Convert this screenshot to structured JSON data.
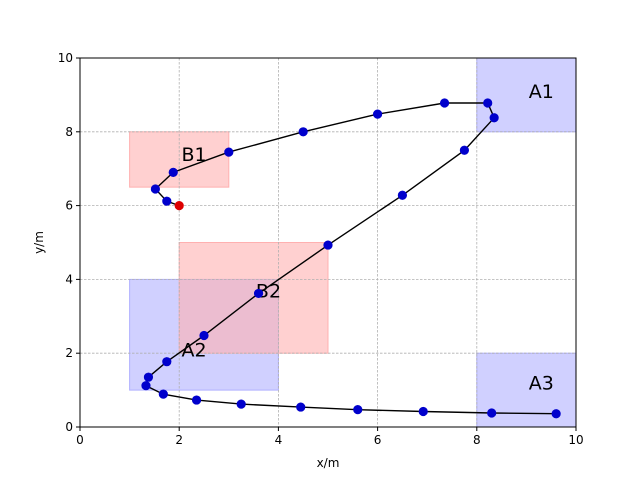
{
  "chart_data": {
    "type": "scatter",
    "title": "",
    "xlabel": "x/m",
    "ylabel": "y/m",
    "xlim": [
      0,
      10
    ],
    "ylim": [
      0,
      10
    ],
    "xticks": [
      "0",
      "2",
      "4",
      "6",
      "8",
      "10"
    ],
    "yticks": [
      "0",
      "2",
      "4",
      "6",
      "8",
      "10"
    ],
    "grid": true,
    "regions": [
      {
        "label": "A1",
        "x": [
          8,
          10
        ],
        "y": [
          8,
          10
        ],
        "color": "#b0b0ff"
      },
      {
        "label": "A2",
        "x": [
          1,
          4
        ],
        "y": [
          1,
          4
        ],
        "color": "#b0b0ff"
      },
      {
        "label": "A3",
        "x": [
          8,
          10
        ],
        "y": [
          0,
          2
        ],
        "color": "#b0b0ff"
      },
      {
        "label": "B1",
        "x": [
          1,
          3
        ],
        "y": [
          6.5,
          8
        ],
        "color": "#ffb0b0"
      },
      {
        "label": "B2",
        "x": [
          2,
          5
        ],
        "y": [
          2,
          5
        ],
        "color": "#ffb0b0"
      }
    ],
    "path": {
      "line_color": "#000000",
      "marker_color": "#0000cc",
      "start_marker_color": "#dd0000",
      "points": [
        [
          2.0,
          6.0
        ],
        [
          1.75,
          6.12
        ],
        [
          1.52,
          6.45
        ],
        [
          1.88,
          6.9
        ],
        [
          3.0,
          7.45
        ],
        [
          4.5,
          8.0
        ],
        [
          6.0,
          8.48
        ],
        [
          7.35,
          8.78
        ],
        [
          8.22,
          8.78
        ],
        [
          8.35,
          8.38
        ],
        [
          7.75,
          7.5
        ],
        [
          6.5,
          6.28
        ],
        [
          5.0,
          4.93
        ],
        [
          3.6,
          3.62
        ],
        [
          2.5,
          2.48
        ],
        [
          1.75,
          1.77
        ],
        [
          1.38,
          1.35
        ],
        [
          1.33,
          1.12
        ],
        [
          1.68,
          0.89
        ],
        [
          2.35,
          0.73
        ],
        [
          3.25,
          0.62
        ],
        [
          4.45,
          0.54
        ],
        [
          5.6,
          0.47
        ],
        [
          6.92,
          0.42
        ],
        [
          8.3,
          0.38
        ],
        [
          9.6,
          0.36
        ]
      ]
    }
  }
}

● ● ● ● ●

> **PROBLEM DETAILS**
Quote the data above in full and without alteration; skip the pictures.

> **THE RESULT**
Convert this screenshot to structured JSON data.
{
  "chart_data": {
    "type": "scatter",
    "title": "",
    "xlabel": "x/m",
    "ylabel": "y/m",
    "xlim": [
      0,
      10
    ],
    "ylim": [
      0,
      10
    ],
    "xticks": [
      "0",
      "2",
      "4",
      "6",
      "8",
      "10"
    ],
    "yticks": [
      "0",
      "2",
      "4",
      "6",
      "8",
      "10"
    ],
    "grid": true,
    "regions": [
      {
        "label": "A1",
        "x": [
          8,
          10
        ],
        "y": [
          8,
          10
        ],
        "color": "#b0b0ff"
      },
      {
        "label": "A2",
        "x": [
          1,
          4
        ],
        "y": [
          1,
          4
        ],
        "color": "#b0b0ff"
      },
      {
        "label": "A3",
        "x": [
          8,
          10
        ],
        "y": [
          0,
          2
        ],
        "color": "#b0b0ff"
      },
      {
        "label": "B1",
        "x": [
          1,
          3
        ],
        "y": [
          6.5,
          8
        ],
        "color": "#ffb0b0"
      },
      {
        "label": "B2",
        "x": [
          2,
          5
        ],
        "y": [
          2,
          5
        ],
        "color": "#ffb0b0"
      }
    ],
    "path": {
      "line_color": "#000000",
      "marker_color": "#0000cc",
      "start_marker_color": "#dd0000",
      "points": [
        [
          2.0,
          6.0
        ],
        [
          1.75,
          6.12
        ],
        [
          1.52,
          6.45
        ],
        [
          1.88,
          6.9
        ],
        [
          3.0,
          7.45
        ],
        [
          4.5,
          8.0
        ],
        [
          6.0,
          8.48
        ],
        [
          7.35,
          8.78
        ],
        [
          8.22,
          8.78
        ],
        [
          8.35,
          8.38
        ],
        [
          7.75,
          7.5
        ],
        [
          6.5,
          6.28
        ],
        [
          5.0,
          4.93
        ],
        [
          3.6,
          3.62
        ],
        [
          2.5,
          2.48
        ],
        [
          1.75,
          1.77
        ],
        [
          1.38,
          1.35
        ],
        [
          1.33,
          1.12
        ],
        [
          1.68,
          0.89
        ],
        [
          2.35,
          0.73
        ],
        [
          3.25,
          0.62
        ],
        [
          4.45,
          0.54
        ],
        [
          5.6,
          0.47
        ],
        [
          6.92,
          0.42
        ],
        [
          8.3,
          0.38
        ],
        [
          9.6,
          0.36
        ]
      ]
    }
  }
}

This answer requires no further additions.